Copy each line in the data that includes the word "image".
BEGIN Supplied information
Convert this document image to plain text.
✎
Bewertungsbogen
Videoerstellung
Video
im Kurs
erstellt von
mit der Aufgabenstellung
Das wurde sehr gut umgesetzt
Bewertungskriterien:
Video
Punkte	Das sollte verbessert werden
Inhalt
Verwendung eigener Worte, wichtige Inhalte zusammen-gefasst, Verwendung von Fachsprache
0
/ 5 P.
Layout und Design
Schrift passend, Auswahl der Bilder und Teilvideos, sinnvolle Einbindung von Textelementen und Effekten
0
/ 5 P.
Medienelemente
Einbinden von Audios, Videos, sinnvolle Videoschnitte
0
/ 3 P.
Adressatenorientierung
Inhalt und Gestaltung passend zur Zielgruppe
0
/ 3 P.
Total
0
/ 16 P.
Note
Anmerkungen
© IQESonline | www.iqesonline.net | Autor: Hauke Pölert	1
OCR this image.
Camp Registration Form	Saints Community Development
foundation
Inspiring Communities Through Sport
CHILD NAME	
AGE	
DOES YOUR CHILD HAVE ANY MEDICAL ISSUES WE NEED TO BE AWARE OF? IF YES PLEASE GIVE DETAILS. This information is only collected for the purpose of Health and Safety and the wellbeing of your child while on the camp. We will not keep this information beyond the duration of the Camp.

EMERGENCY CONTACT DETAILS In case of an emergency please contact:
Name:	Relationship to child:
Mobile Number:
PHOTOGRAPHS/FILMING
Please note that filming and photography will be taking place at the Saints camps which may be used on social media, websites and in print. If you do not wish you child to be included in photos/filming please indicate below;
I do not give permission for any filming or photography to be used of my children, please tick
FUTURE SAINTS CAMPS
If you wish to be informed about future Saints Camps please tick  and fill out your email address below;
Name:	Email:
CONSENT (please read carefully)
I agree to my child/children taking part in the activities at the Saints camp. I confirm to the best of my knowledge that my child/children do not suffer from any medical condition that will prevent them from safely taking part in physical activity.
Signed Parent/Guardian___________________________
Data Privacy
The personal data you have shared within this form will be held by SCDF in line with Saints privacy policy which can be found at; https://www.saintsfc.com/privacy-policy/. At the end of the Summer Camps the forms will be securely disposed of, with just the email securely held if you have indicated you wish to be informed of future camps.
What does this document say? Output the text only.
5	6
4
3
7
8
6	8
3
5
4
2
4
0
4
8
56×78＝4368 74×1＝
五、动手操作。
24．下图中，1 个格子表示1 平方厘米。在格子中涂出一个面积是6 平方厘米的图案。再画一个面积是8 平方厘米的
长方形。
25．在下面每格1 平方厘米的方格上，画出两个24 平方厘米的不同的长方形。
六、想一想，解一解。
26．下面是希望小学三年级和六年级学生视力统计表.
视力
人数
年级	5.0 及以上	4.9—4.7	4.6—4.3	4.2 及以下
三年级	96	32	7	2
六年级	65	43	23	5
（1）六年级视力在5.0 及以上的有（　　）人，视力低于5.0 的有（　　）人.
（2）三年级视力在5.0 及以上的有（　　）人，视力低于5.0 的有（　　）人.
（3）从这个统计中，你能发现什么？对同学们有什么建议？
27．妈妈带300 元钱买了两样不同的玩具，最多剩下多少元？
END Supplied information
◆ **Task result**:
Convert this document image to plain text.
OCR this image.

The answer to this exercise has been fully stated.